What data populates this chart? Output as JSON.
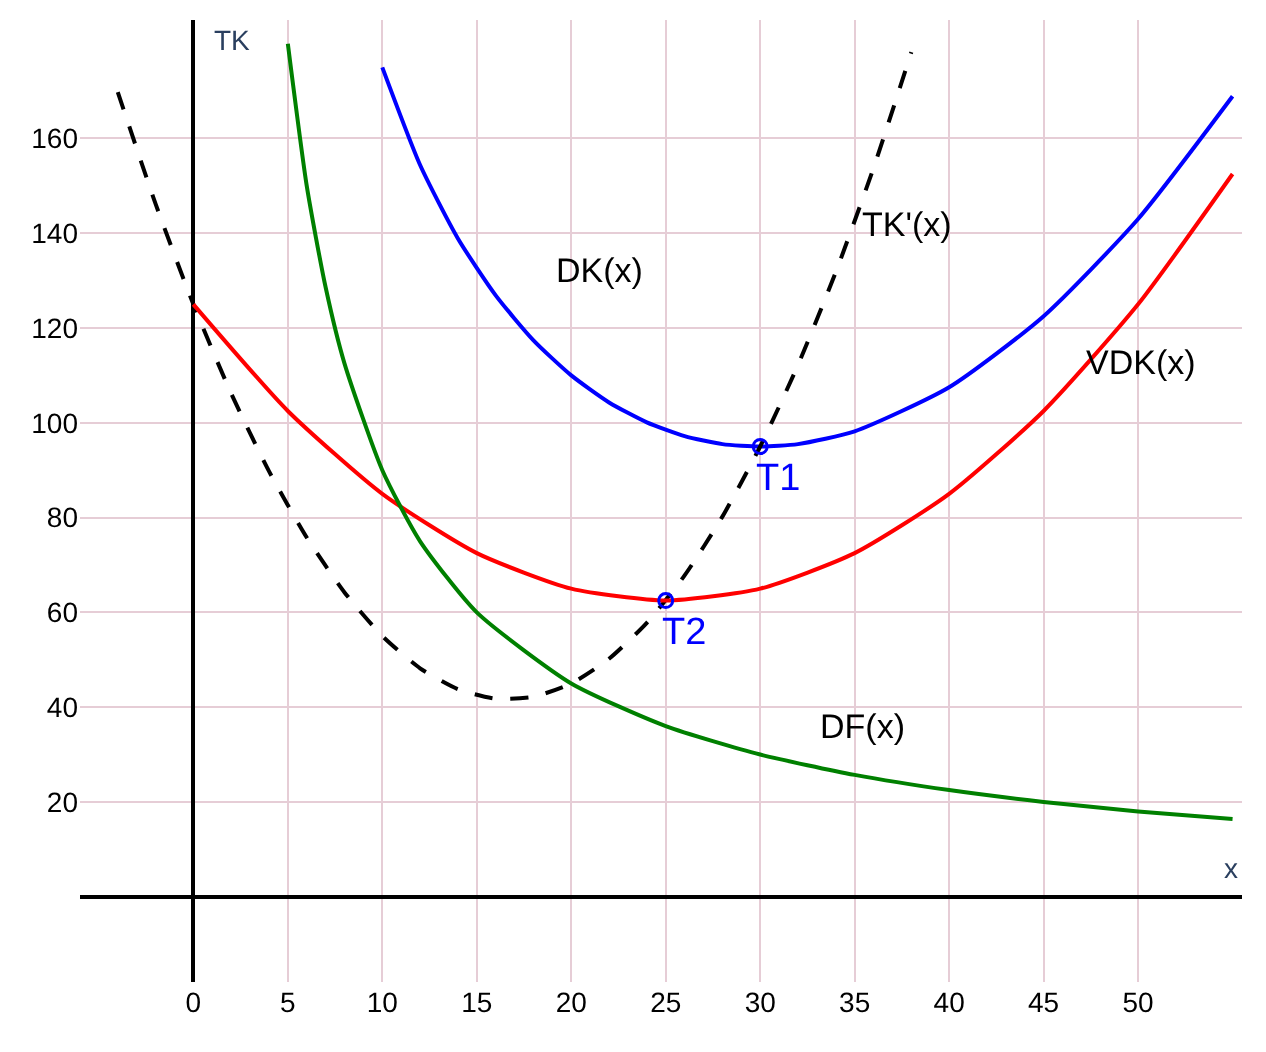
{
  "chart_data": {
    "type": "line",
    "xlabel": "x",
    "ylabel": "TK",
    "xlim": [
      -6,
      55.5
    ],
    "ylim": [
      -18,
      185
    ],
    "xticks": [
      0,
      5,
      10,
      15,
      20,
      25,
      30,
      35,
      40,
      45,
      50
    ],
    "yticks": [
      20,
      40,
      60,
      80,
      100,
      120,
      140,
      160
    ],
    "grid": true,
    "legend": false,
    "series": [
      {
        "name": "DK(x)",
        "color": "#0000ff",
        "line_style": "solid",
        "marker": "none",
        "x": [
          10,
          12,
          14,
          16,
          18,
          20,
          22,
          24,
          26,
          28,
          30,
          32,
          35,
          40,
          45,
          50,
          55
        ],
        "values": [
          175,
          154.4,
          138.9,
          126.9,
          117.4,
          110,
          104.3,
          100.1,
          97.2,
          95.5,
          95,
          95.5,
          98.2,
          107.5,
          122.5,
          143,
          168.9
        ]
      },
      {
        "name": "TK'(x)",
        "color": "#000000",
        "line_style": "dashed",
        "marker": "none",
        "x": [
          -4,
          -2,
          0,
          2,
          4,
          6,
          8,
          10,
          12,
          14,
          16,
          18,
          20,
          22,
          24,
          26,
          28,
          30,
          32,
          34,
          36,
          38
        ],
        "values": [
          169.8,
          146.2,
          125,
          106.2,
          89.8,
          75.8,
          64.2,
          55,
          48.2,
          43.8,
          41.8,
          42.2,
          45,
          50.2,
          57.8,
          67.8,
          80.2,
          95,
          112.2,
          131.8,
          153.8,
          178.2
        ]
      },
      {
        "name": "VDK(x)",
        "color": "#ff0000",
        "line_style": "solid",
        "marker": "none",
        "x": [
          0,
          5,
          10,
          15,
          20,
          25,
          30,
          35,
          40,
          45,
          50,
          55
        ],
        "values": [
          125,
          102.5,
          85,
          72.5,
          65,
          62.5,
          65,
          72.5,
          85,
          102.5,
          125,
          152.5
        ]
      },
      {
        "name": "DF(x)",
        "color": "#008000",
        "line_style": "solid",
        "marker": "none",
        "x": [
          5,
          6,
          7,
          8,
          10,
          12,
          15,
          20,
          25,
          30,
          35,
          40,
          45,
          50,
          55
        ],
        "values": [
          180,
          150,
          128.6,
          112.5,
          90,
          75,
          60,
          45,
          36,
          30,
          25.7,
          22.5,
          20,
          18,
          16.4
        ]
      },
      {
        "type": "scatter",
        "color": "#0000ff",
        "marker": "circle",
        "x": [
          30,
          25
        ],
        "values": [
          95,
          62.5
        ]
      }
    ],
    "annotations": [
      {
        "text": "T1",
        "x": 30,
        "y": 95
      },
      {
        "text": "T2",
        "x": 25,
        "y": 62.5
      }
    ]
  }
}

....................

**What you have to do**. Quote the material exactly. Pictures stay out.

**The answer**.
What data populates this chart? Output as JSON.
{
  "chart_data": {
    "type": "line",
    "xlabel": "x",
    "ylabel": "TK",
    "xlim": [
      -6,
      55.5
    ],
    "ylim": [
      -18,
      185
    ],
    "xticks": [
      0,
      5,
      10,
      15,
      20,
      25,
      30,
      35,
      40,
      45,
      50
    ],
    "yticks": [
      20,
      40,
      60,
      80,
      100,
      120,
      140,
      160
    ],
    "grid": true,
    "legend": false,
    "series": [
      {
        "name": "DK(x)",
        "color": "#0000ff",
        "line_style": "solid",
        "marker": "none",
        "x": [
          10,
          12,
          14,
          16,
          18,
          20,
          22,
          24,
          26,
          28,
          30,
          32,
          35,
          40,
          45,
          50,
          55
        ],
        "values": [
          175,
          154.4,
          138.9,
          126.9,
          117.4,
          110,
          104.3,
          100.1,
          97.2,
          95.5,
          95,
          95.5,
          98.2,
          107.5,
          122.5,
          143,
          168.9
        ]
      },
      {
        "name": "TK'(x)",
        "color": "#000000",
        "line_style": "dashed",
        "marker": "none",
        "x": [
          -4,
          -2,
          0,
          2,
          4,
          6,
          8,
          10,
          12,
          14,
          16,
          18,
          20,
          22,
          24,
          26,
          28,
          30,
          32,
          34,
          36,
          38
        ],
        "values": [
          169.8,
          146.2,
          125,
          106.2,
          89.8,
          75.8,
          64.2,
          55,
          48.2,
          43.8,
          41.8,
          42.2,
          45,
          50.2,
          57.8,
          67.8,
          80.2,
          95,
          112.2,
          131.8,
          153.8,
          178.2
        ]
      },
      {
        "name": "VDK(x)",
        "color": "#ff0000",
        "line_style": "solid",
        "marker": "none",
        "x": [
          0,
          5,
          10,
          15,
          20,
          25,
          30,
          35,
          40,
          45,
          50,
          55
        ],
        "values": [
          125,
          102.5,
          85,
          72.5,
          65,
          62.5,
          65,
          72.5,
          85,
          102.5,
          125,
          152.5
        ]
      },
      {
        "name": "DF(x)",
        "color": "#008000",
        "line_style": "solid",
        "marker": "none",
        "x": [
          5,
          6,
          7,
          8,
          10,
          12,
          15,
          20,
          25,
          30,
          35,
          40,
          45,
          50,
          55
        ],
        "values": [
          180,
          150,
          128.6,
          112.5,
          90,
          75,
          60,
          45,
          36,
          30,
          25.7,
          22.5,
          20,
          18,
          16.4
        ]
      },
      {
        "type": "scatter",
        "color": "#0000ff",
        "marker": "circle",
        "x": [
          30,
          25
        ],
        "values": [
          95,
          62.5
        ]
      }
    ],
    "annotations": [
      {
        "text": "T1",
        "x": 30,
        "y": 95
      },
      {
        "text": "T2",
        "x": 25,
        "y": 62.5
      }
    ]
  }
}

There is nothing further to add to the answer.